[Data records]
******
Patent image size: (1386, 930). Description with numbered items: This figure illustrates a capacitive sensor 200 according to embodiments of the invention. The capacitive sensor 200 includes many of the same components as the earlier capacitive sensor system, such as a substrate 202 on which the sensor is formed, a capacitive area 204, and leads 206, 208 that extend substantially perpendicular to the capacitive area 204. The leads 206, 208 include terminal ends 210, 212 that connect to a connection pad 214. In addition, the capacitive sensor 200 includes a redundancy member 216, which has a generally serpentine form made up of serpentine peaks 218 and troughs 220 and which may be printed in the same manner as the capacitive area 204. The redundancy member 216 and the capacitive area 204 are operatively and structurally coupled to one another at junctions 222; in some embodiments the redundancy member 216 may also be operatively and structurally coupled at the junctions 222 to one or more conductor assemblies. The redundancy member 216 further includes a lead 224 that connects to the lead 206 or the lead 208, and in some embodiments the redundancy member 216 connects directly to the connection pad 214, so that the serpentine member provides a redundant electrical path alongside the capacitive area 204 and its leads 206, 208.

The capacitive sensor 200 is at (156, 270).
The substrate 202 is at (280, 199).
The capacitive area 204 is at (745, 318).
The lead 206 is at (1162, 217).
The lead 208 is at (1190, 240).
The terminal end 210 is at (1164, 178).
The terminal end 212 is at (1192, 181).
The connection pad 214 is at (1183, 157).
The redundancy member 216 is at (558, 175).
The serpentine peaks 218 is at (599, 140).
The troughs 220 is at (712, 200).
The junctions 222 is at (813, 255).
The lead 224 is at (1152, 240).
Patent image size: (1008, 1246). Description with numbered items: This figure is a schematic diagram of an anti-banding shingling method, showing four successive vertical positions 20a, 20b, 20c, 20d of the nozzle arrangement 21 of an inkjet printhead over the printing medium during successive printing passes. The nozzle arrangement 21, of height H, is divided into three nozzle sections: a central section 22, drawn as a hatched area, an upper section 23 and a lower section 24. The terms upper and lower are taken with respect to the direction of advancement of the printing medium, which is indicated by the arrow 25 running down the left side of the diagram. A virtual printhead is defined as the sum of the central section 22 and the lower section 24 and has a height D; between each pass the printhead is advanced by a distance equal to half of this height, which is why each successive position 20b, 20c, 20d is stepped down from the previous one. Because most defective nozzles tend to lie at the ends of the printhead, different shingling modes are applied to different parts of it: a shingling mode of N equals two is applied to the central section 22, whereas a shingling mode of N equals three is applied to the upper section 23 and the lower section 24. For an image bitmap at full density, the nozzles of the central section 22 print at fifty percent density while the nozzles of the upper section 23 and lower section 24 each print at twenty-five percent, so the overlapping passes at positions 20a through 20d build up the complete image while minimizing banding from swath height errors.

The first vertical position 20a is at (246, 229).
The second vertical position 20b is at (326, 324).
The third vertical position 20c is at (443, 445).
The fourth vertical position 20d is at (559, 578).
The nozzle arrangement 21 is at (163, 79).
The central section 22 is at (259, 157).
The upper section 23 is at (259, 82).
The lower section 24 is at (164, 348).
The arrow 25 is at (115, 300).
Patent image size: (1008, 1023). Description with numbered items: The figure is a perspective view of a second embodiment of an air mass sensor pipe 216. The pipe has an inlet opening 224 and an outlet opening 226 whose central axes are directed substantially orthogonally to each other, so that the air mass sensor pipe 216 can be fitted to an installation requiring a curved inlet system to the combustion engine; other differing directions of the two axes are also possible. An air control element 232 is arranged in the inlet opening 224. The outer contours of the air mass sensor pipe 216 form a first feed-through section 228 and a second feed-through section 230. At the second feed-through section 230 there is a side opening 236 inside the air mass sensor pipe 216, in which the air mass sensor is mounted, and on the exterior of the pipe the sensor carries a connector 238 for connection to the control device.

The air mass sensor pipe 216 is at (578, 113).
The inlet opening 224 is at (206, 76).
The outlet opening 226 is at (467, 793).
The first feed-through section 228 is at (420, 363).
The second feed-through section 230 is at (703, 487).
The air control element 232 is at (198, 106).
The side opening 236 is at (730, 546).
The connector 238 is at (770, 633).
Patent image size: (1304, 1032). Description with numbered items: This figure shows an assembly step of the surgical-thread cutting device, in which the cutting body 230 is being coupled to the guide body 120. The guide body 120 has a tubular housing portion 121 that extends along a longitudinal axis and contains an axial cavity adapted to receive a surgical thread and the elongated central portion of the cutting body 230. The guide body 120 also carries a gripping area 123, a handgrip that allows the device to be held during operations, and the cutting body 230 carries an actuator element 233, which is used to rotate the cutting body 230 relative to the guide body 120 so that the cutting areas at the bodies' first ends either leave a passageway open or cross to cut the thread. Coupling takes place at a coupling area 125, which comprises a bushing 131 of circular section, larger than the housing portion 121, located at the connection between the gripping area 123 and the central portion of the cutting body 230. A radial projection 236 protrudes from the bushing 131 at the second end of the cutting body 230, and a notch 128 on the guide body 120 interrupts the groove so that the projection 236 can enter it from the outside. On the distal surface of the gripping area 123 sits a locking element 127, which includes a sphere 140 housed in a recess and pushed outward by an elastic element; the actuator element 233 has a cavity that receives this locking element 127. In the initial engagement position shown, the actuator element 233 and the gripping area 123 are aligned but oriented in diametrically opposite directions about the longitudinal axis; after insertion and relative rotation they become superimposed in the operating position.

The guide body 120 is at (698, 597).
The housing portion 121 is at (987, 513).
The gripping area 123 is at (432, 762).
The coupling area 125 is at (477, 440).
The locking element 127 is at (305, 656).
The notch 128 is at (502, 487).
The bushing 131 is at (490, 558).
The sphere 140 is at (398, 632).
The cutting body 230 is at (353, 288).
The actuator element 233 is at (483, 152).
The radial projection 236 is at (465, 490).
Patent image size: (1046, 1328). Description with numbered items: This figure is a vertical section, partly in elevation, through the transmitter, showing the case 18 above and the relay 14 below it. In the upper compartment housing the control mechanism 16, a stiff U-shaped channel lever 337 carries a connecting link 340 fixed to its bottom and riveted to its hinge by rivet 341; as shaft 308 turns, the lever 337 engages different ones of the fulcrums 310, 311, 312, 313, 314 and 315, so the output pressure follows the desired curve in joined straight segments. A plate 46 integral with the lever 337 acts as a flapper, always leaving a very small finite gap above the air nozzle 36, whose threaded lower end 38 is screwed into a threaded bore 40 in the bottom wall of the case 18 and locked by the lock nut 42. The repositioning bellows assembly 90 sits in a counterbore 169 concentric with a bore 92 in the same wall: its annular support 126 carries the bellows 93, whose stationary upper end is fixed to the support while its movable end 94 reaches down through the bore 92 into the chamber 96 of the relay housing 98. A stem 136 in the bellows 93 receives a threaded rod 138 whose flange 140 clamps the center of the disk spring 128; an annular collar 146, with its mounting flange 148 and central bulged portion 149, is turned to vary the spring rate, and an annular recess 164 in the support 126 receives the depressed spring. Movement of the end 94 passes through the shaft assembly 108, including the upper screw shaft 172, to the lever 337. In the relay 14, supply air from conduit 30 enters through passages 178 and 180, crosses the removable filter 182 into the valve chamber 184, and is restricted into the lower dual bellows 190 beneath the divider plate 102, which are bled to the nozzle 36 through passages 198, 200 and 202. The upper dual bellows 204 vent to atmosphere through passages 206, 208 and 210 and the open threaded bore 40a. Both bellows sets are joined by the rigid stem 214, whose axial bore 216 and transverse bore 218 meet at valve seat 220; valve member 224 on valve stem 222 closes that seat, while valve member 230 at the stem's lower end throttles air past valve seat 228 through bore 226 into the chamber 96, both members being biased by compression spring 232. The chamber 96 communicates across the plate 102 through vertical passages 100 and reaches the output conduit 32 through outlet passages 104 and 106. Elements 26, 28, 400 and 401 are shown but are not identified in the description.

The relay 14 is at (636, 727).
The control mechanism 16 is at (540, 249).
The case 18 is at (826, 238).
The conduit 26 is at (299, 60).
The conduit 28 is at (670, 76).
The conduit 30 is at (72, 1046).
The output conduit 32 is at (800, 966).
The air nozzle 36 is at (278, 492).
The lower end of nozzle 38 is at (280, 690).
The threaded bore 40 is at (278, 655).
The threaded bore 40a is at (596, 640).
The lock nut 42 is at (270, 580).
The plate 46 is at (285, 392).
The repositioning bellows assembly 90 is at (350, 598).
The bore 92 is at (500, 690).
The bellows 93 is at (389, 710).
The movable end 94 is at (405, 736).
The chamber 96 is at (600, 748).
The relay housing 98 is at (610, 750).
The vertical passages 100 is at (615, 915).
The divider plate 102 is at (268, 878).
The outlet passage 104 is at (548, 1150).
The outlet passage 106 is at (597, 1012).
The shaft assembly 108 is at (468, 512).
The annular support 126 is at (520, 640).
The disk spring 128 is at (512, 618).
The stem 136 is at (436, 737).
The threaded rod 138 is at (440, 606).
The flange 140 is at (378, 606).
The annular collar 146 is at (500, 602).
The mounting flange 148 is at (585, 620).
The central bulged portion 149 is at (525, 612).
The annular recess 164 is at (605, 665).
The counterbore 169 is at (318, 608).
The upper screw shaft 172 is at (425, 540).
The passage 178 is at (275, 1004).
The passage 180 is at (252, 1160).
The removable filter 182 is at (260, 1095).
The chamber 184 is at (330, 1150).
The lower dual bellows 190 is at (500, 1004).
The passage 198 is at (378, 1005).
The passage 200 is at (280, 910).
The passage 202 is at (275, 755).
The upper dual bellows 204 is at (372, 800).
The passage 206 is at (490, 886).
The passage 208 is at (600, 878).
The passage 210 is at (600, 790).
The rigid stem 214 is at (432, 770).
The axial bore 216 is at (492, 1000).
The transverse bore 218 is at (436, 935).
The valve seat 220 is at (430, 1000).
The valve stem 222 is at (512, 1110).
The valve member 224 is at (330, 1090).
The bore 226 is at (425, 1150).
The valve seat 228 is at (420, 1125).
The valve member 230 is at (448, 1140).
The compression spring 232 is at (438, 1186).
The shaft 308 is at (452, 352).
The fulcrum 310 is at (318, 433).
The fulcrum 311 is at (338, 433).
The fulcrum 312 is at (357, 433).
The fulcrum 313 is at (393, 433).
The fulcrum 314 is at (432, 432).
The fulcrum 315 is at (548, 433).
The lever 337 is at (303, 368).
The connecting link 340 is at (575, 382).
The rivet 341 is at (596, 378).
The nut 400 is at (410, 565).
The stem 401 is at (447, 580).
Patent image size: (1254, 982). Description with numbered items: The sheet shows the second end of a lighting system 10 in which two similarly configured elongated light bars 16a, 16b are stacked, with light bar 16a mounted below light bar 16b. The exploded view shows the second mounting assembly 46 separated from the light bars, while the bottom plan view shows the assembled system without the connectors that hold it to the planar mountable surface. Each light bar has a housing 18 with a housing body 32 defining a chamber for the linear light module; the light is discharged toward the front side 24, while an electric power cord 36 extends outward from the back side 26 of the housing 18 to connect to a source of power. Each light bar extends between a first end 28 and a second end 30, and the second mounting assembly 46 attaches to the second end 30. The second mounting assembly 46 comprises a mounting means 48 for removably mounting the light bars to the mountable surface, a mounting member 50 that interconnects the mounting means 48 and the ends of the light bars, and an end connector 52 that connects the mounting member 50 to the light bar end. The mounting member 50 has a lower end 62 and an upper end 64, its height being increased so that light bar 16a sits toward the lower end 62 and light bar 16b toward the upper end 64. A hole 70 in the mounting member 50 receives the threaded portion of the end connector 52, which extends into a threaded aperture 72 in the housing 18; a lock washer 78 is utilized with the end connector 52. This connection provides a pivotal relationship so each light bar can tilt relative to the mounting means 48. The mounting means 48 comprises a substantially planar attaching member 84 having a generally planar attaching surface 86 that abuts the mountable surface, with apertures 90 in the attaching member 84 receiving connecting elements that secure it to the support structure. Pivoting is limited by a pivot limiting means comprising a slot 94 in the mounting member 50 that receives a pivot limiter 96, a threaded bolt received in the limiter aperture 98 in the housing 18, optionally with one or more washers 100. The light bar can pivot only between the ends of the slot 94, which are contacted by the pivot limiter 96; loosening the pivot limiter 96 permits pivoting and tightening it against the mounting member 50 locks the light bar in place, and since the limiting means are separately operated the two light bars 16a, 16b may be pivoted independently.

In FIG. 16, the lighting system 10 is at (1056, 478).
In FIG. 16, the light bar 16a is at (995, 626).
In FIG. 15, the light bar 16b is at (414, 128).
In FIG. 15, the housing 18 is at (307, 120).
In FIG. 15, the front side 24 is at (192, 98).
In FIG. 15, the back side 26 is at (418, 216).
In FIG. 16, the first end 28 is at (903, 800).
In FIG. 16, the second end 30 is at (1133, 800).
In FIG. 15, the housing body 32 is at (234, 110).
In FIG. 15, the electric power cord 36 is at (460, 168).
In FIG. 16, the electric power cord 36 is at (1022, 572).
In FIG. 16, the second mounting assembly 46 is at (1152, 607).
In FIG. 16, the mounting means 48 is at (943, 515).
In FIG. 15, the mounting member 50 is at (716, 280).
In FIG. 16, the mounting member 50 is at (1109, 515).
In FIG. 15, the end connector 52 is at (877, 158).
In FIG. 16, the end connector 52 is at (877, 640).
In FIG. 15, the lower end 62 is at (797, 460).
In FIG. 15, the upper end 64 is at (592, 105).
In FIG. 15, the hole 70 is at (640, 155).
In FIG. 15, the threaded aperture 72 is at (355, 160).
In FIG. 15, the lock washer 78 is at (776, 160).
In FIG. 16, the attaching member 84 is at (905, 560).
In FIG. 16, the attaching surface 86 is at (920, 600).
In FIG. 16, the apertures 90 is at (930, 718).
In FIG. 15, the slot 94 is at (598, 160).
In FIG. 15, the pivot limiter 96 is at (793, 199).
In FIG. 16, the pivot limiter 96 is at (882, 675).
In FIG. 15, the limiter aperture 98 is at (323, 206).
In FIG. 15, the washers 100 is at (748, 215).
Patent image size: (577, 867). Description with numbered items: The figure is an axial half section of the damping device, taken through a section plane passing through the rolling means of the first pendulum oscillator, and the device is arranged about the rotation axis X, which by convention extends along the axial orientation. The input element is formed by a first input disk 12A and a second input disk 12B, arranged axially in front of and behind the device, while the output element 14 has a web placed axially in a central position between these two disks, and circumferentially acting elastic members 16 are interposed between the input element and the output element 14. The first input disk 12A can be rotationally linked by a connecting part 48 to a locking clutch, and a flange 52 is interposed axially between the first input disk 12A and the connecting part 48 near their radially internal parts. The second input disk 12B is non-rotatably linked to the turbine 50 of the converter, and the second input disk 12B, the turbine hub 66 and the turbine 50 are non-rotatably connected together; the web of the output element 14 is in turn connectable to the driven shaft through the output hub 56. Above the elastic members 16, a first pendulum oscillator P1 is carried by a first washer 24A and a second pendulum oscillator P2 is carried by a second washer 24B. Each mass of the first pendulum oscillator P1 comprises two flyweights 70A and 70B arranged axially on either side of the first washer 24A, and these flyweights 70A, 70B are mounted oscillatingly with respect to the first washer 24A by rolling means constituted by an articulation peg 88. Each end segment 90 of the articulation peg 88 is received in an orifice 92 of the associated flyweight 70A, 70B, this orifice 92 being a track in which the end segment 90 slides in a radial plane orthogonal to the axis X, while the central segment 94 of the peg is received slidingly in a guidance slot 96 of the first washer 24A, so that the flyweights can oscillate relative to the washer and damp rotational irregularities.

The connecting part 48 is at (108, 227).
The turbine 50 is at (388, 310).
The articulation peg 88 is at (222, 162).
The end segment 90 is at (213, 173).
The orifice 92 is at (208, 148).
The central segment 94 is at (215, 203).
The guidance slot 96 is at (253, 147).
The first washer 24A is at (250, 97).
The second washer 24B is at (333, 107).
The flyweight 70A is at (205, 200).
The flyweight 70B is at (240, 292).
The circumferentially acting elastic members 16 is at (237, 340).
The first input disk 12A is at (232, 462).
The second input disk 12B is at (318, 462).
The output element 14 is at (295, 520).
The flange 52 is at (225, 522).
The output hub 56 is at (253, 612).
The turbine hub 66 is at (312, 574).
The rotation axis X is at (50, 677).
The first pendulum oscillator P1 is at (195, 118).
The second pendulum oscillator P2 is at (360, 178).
******
To be done =
Could you reproduce the lines starting at the one containing "Patent image size: (1008, 1023)." and ending at the one containing "The connector 238 is at (770, 633).", replacing "perspective view" with "isometric view" and changing nothing else?

Task response =
Patent image size: (1008, 1023). Description with numbered items: The figure is a isometric view of a second embodiment of an air mass sensor pipe 216. The pipe has an inlet opening 224 and an outlet opening 226 whose central axes are directed substantially orthogonally to each other, so that the air mass sensor pipe 216 can be fitted to an installation requiring a curved inlet system to the combustion engine; other differing directions of the two axes are also possible. An air control element 232 is arranged in the inlet opening 224. The outer contours of the air mass sensor pipe 216 form a first feed-through section 228 and a second feed-through section 230. At the second feed-through section 230 there is a side opening 236 inside the air mass sensor pipe 216, in which the air mass sensor is mounted, and on the exterior of the pipe the sensor carries a connector 238 for connection to the control device.

The air mass sensor pipe 216 is at (578, 113).
The inlet opening 224 is at (206, 76).
The outlet opening 226 is at (467, 793).
The first feed-through section 228 is at (420, 363).
The second feed-through section 230 is at (703, 487).
The air control element 232 is at (198, 106).
The side opening 236 is at (730, 546).
The connector 238 is at (770, 633).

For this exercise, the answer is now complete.